RECORD EXCERPTS:
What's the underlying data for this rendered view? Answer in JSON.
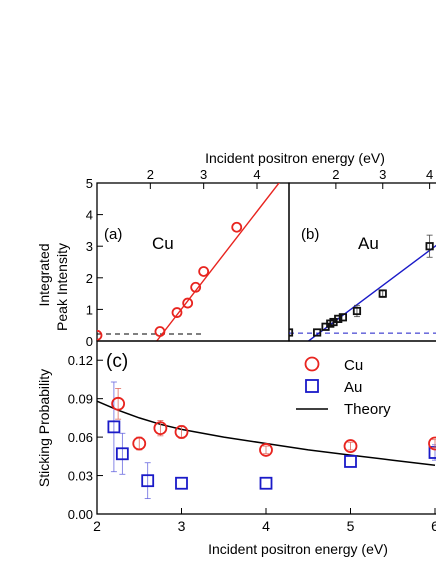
{
  "chart_data": [
    {
      "panel_label": "(a)",
      "type": "scatter",
      "title": "Cu",
      "xlabel": "",
      "ylabel_lines": [
        "Integrated",
        "Peak Intensity"
      ],
      "top_xlabel": "Incident positron energy (eV)",
      "xlim": [
        1.0,
        4.6
      ],
      "ylim": [
        0,
        5
      ],
      "xticks": [
        2,
        3,
        4
      ],
      "yticks": [
        0,
        1,
        2,
        3,
        4,
        5
      ],
      "color": "#e8241f",
      "marker": "circle",
      "points": [
        {
          "x": 1.0,
          "y": 0.18
        },
        {
          "x": 2.18,
          "y": 0.3
        },
        {
          "x": 2.5,
          "y": 0.9
        },
        {
          "x": 2.7,
          "y": 1.2
        },
        {
          "x": 2.85,
          "y": 1.7
        },
        {
          "x": 3.0,
          "y": 2.2
        },
        {
          "x": 3.62,
          "y": 3.6
        }
      ],
      "fit_line": {
        "x": [
          2.12,
          4.55
        ],
        "y": [
          0.0,
          5.3
        ]
      },
      "baseline": {
        "x": [
          1.0,
          3.0
        ],
        "y": 0.22
      }
    },
    {
      "panel_label": "(b)",
      "type": "scatter",
      "title": "Au",
      "xlim": [
        1.0,
        4.2
      ],
      "ylim": [
        0,
        5
      ],
      "xticks": [
        2,
        3,
        4
      ],
      "color": "#1a1ac8",
      "marker": "square",
      "points": [
        {
          "x": 1.0,
          "y": 0.27
        },
        {
          "x": 1.6,
          "y": 0.27
        },
        {
          "x": 1.78,
          "y": 0.45
        },
        {
          "x": 1.88,
          "y": 0.55
        },
        {
          "x": 1.95,
          "y": 0.6
        },
        {
          "x": 2.05,
          "y": 0.7
        },
        {
          "x": 2.15,
          "y": 0.75
        },
        {
          "x": 2.45,
          "y": 0.95,
          "err": 0.18
        },
        {
          "x": 3.0,
          "y": 1.5,
          "err": 0.12
        },
        {
          "x": 4.0,
          "y": 3.0,
          "err": 0.35
        }
      ],
      "fit_line": {
        "x": [
          1.28,
          4.3
        ],
        "y": [
          -0.15,
          3.2
        ]
      },
      "baseline": {
        "x": [
          1.0,
          4.3
        ],
        "y": 0.25
      }
    },
    {
      "panel_label": "(c)",
      "type": "scatter",
      "xlabel": "Incident positron energy (eV)",
      "ylabel": "Sticking Probability",
      "xlim": [
        2,
        6
      ],
      "ylim": [
        0,
        0.135
      ],
      "xticks": [
        2,
        3,
        4,
        5,
        6
      ],
      "xtick_labels": [
        "2",
        "3",
        "4",
        "5",
        "6"
      ],
      "yticks": [
        0.0,
        0.03,
        0.06,
        0.09,
        0.12
      ],
      "ytick_labels": [
        "0.00",
        "0.03",
        "0.06",
        "0.09",
        "0.12"
      ],
      "legend_position": "top-right",
      "series": [
        {
          "name": "Cu",
          "color": "#e8241f",
          "marker": "circle",
          "points": [
            {
              "x": 2.25,
              "y": 0.086,
              "err": 0.012
            },
            {
              "x": 2.5,
              "y": 0.055,
              "err": 0.005
            },
            {
              "x": 2.75,
              "y": 0.067,
              "err": 0.006
            },
            {
              "x": 3.0,
              "y": 0.064,
              "err": 0.005
            },
            {
              "x": 4.0,
              "y": 0.05,
              "err": 0.003
            },
            {
              "x": 5.0,
              "y": 0.053,
              "err": 0.003
            },
            {
              "x": 6.0,
              "y": 0.055,
              "err": 0.003
            }
          ]
        },
        {
          "name": "Au",
          "color": "#1a1ac8",
          "marker": "square",
          "points": [
            {
              "x": 2.2,
              "y": 0.068,
              "err": 0.035
            },
            {
              "x": 2.3,
              "y": 0.047,
              "err": 0.016
            },
            {
              "x": 2.6,
              "y": 0.026,
              "err": 0.014
            },
            {
              "x": 3.0,
              "y": 0.024
            },
            {
              "x": 4.0,
              "y": 0.024
            },
            {
              "x": 5.0,
              "y": 0.041
            },
            {
              "x": 6.0,
              "y": 0.048,
              "err": 0.006
            }
          ]
        },
        {
          "name": "Theory",
          "color": "#000000",
          "type": "line",
          "x": [
            2.0,
            2.25,
            2.5,
            2.75,
            3.0,
            3.5,
            4.0,
            4.5,
            5.0,
            5.5,
            6.0
          ],
          "y": [
            0.088,
            0.081,
            0.075,
            0.07,
            0.066,
            0.06,
            0.055,
            0.05,
            0.046,
            0.042,
            0.038
          ]
        }
      ]
    }
  ]
}
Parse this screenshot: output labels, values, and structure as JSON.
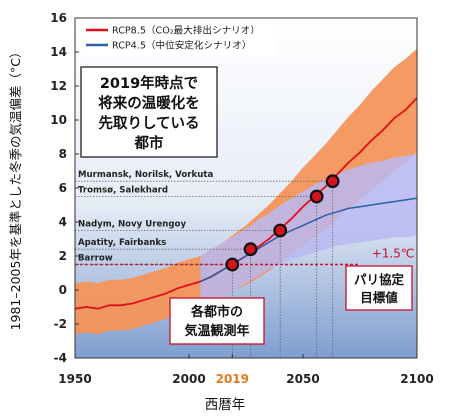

EXERCISE TASK: Above are records to transcribe exactly; leave their pictures out.

TASK RESPONSE:
What's the underlying data for this rendered view? Answer in JSON.
{
  "chart_data": [
    {
      "panel_label": "(a)",
      "type": "scatter",
      "title": "Cu",
      "xlabel": "",
      "ylabel_lines": [
        "Integrated",
        "Peak Intensity"
      ],
      "top_xlabel": "Incident positron energy (eV)",
      "xlim": [
        1.0,
        4.6
      ],
      "ylim": [
        0,
        5
      ],
      "xticks": [
        2,
        3,
        4
      ],
      "yticks": [
        0,
        1,
        2,
        3,
        4,
        5
      ],
      "color": "#e8241f",
      "marker": "circle",
      "points": [
        {
          "x": 1.0,
          "y": 0.18
        },
        {
          "x": 2.18,
          "y": 0.3
        },
        {
          "x": 2.5,
          "y": 0.9
        },
        {
          "x": 2.7,
          "y": 1.2
        },
        {
          "x": 2.85,
          "y": 1.7
        },
        {
          "x": 3.0,
          "y": 2.2
        },
        {
          "x": 3.62,
          "y": 3.6
        }
      ],
      "fit_line": {
        "x": [
          2.12,
          4.55
        ],
        "y": [
          0.0,
          5.3
        ]
      },
      "baseline": {
        "x": [
          1.0,
          3.0
        ],
        "y": 0.22
      }
    },
    {
      "panel_label": "(b)",
      "type": "scatter",
      "title": "Au",
      "xlim": [
        1.0,
        4.2
      ],
      "ylim": [
        0,
        5
      ],
      "xticks": [
        2,
        3,
        4
      ],
      "color": "#1a1ac8",
      "marker": "square",
      "points": [
        {
          "x": 1.0,
          "y": 0.27
        },
        {
          "x": 1.6,
          "y": 0.27
        },
        {
          "x": 1.78,
          "y": 0.45
        },
        {
          "x": 1.88,
          "y": 0.55
        },
        {
          "x": 1.95,
          "y": 0.6
        },
        {
          "x": 2.05,
          "y": 0.7
        },
        {
          "x": 2.15,
          "y": 0.75
        },
        {
          "x": 2.45,
          "y": 0.95,
          "err": 0.18
        },
        {
          "x": 3.0,
          "y": 1.5,
          "err": 0.12
        },
        {
          "x": 4.0,
          "y": 3.0,
          "err": 0.35
        }
      ],
      "fit_line": {
        "x": [
          1.28,
          4.3
        ],
        "y": [
          -0.15,
          3.2
        ]
      },
      "baseline": {
        "x": [
          1.0,
          4.3
        ],
        "y": 0.25
      }
    },
    {
      "panel_label": "(c)",
      "type": "scatter",
      "xlabel": "Incident positron energy (eV)",
      "ylabel": "Sticking Probability",
      "xlim": [
        2,
        6
      ],
      "ylim": [
        0,
        0.135
      ],
      "xticks": [
        2,
        3,
        4,
        5,
        6
      ],
      "xtick_labels": [
        "2",
        "3",
        "4",
        "5",
        "6"
      ],
      "yticks": [
        0.0,
        0.03,
        0.06,
        0.09,
        0.12
      ],
      "ytick_labels": [
        "0.00",
        "0.03",
        "0.06",
        "0.09",
        "0.12"
      ],
      "legend_position": "top-right",
      "series": [
        {
          "name": "Cu",
          "color": "#e8241f",
          "marker": "circle",
          "points": [
            {
              "x": 2.25,
              "y": 0.086,
              "err": 0.012
            },
            {
              "x": 2.5,
              "y": 0.055,
              "err": 0.005
            },
            {
              "x": 2.75,
              "y": 0.067,
              "err": 0.006
            },
            {
              "x": 3.0,
              "y": 0.064,
              "err": 0.005
            },
            {
              "x": 4.0,
              "y": 0.05,
              "err": 0.003
            },
            {
              "x": 5.0,
              "y": 0.053,
              "err": 0.003
            },
            {
              "x": 6.0,
              "y": 0.055,
              "err": 0.003
            }
          ]
        },
        {
          "name": "Au",
          "color": "#1a1ac8",
          "marker": "square",
          "points": [
            {
              "x": 2.2,
              "y": 0.068,
              "err": 0.035
            },
            {
              "x": 2.3,
              "y": 0.047,
              "err": 0.016
            },
            {
              "x": 2.6,
              "y": 0.026,
              "err": 0.014
            },
            {
              "x": 3.0,
              "y": 0.024
            },
            {
              "x": 4.0,
              "y": 0.024
            },
            {
              "x": 5.0,
              "y": 0.041
            },
            {
              "x": 6.0,
              "y": 0.048,
              "err": 0.006
            }
          ]
        },
        {
          "name": "Theory",
          "color": "#000000",
          "type": "line",
          "x": [
            2.0,
            2.25,
            2.5,
            2.75,
            3.0,
            3.5,
            4.0,
            4.5,
            5.0,
            5.5,
            6.0
          ],
          "y": [
            0.088,
            0.081,
            0.075,
            0.07,
            0.066,
            0.06,
            0.055,
            0.05,
            0.046,
            0.042,
            0.038
          ]
        }
      ]
    }
  ]
}
Parse this screenshot: output labels, values, and structure as JSON.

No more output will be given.